## Task inputs
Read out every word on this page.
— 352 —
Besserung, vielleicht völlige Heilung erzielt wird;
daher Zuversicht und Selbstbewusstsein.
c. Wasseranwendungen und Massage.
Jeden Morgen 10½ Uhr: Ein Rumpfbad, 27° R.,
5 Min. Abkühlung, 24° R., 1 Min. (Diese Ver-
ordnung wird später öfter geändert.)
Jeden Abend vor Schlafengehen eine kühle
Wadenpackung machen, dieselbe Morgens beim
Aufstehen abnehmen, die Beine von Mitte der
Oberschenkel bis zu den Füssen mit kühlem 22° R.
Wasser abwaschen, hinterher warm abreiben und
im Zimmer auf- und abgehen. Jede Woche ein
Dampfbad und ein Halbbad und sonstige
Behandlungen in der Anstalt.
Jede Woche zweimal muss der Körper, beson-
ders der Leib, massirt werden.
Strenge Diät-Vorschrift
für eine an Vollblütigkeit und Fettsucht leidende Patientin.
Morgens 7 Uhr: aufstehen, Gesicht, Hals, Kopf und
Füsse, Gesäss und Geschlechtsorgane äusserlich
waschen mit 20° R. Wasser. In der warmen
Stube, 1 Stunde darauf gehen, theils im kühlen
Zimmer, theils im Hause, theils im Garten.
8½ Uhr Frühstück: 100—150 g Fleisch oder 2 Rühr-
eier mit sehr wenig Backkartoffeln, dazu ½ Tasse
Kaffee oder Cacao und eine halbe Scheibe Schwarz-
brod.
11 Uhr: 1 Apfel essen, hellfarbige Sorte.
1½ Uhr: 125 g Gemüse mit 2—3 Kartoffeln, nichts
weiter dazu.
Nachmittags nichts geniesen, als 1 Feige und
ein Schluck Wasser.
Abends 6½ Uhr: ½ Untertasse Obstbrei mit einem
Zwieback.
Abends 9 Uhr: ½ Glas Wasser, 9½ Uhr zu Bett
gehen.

## Written exercise
What is needed here is an exact reproduction of all the entries.

## Exercise output
Read out every word on this page.
— 352 —
Besserung, vielleicht völlige Heilung erzielt wird;
daher Zuversicht und Selbstbewusstsein.
c. Wasseranwendungen und Massage.
Jeden Morgen 10½ Uhr: Ein Rumpfbad, 27° R.,
5 Min. Abkühlung, 24° R., 1 Min. (Diese Ver-
ordnung wird später öfter geändert.)
Jeden Abend vor Schlafengehen eine kühle
Wadenpackung machen, dieselbe Morgens beim
Aufstehen abnehmen, die Beine von Mitte der
Oberschenkel bis zu den Füssen mit kühlem 22° R.
Wasser abwaschen, hinterher warm abreiben und
im Zimmer auf- und abgehen. Jede Woche ein
Dampfbad und ein Halbbad und sonstige
Behandlungen in der Anstalt.
Jede Woche zweimal muss der Körper, beson-
ders der Leib, massirt werden.
Strenge Diät-Vorschrift
für eine an Vollblütigkeit und Fettsucht leidende Patientin.
Morgens 7 Uhr: aufstehen, Gesicht, Hals, Kopf und
Füsse, Gesäss und Geschlechtsorgane äusserlich
waschen mit 20° R. Wasser. In der warmen
Stube, 1 Stunde darauf gehen, theils im kühlen
Zimmer, theils im Hause, theils im Garten.
8½ Uhr Frühstück: 100—150 g Fleisch oder 2 Rühr-
eier mit sehr wenig Backkartoffeln, dazu ½ Tasse
Kaffee oder Cacao und eine halbe Scheibe Schwarz-
brod.
11 Uhr: 1 Apfel essen, hellfarbige Sorte.
1½ Uhr: 125 g Gemüse mit 2—3 Kartoffeln, nichts
weiter dazu.
Nachmittags nichts geniesen, als 1 Feige und
ein Schluck Wasser.
Abends 6½ Uhr: ½ Untertasse Obstbrei mit einem
Zwieback.
Abends 9 Uhr: ½ Glas Wasser, 9½ Uhr zu Bett
gehen.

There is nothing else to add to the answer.